Objective:
Please write the listing below out again exactly, leaving every picture behind.
— START OF Dataset —
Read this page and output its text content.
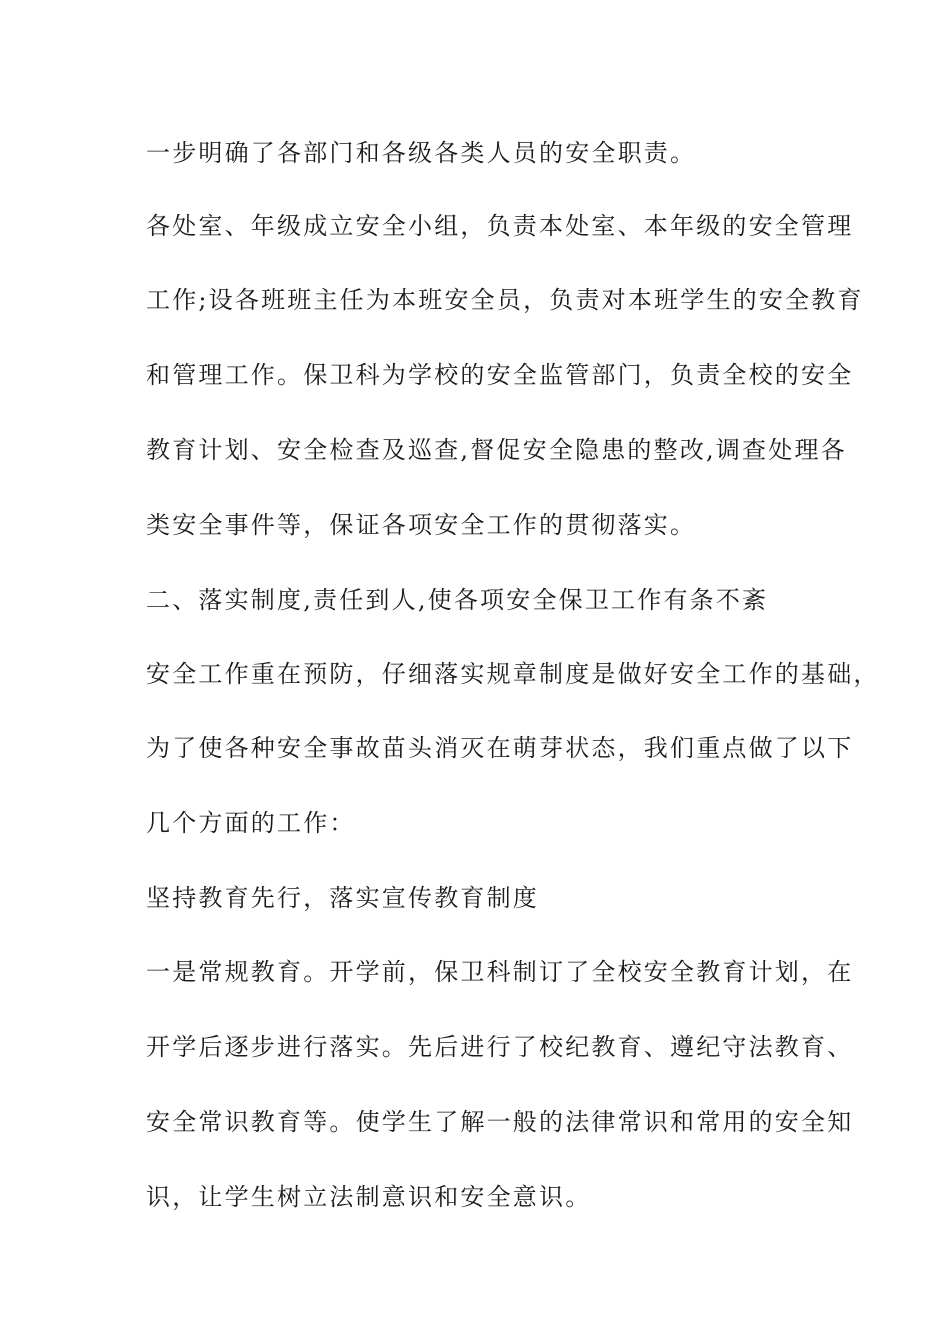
一步明确了各部门和各级各类人员的安全职责。
各处室、年级成立安全小组，负责本处室、本年级的安全管理
工作;设各班班主任为本班安全员，负责对本班学生的安全教育
和管理工作。保卫科为学校的安全监管部门，负责全校的安全
教育计划、安全检查及巡查,督促安全隐患的整改,调查处理各
类安全事件等，保证各项安全工作的贯彻落实。
二、落实制度,责任到人,使各项安全保卫工作有条不紊
安全工作重在预防，仔细落实规章制度是做好安全工作的基础，
为了使各种安全事故苗头消灭在萌芽状态，我们重点做了以下
几个方面的工作：
坚持教育先行，落实宣传教育制度
一是常规教育。开学前，保卫科制订了全校安全教育计划，在
开学后逐步进行落实。先后进行了校纪教育、遵纪守法教育、
安全常识教育等。使学生了解一般的法律常识和常用的安全知
识，让学生树立法制意识和安全意识。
— END OF Dataset —
Task answer:
Read this page and output its text content.
一步明确了各部门和各级各类人员的安全职责。
各处室、年级成立安全小组，负责本处室、本年级的安全管理
工作;设各班班主任为本班安全员，负责对本班学生的安全教育
和管理工作。保卫科为学校的安全监管部门，负责全校的安全
教育计划、安全检查及巡查,督促安全隐患的整改,调查处理各
类安全事件等，保证各项安全工作的贯彻落实。
二、落实制度,责任到人,使各项安全保卫工作有条不紊
安全工作重在预防，仔细落实规章制度是做好安全工作的基础，
为了使各种安全事故苗头消灭在萌芽状态，我们重点做了以下
几个方面的工作：
坚持教育先行，落实宣传教育制度
一是常规教育。开学前，保卫科制订了全校安全教育计划，在
开学后逐步进行落实。先后进行了校纪教育、遵纪守法教育、
安全常识教育等。使学生了解一般的法律常识和常用的安全知
识，让学生树立法制意识和安全意识。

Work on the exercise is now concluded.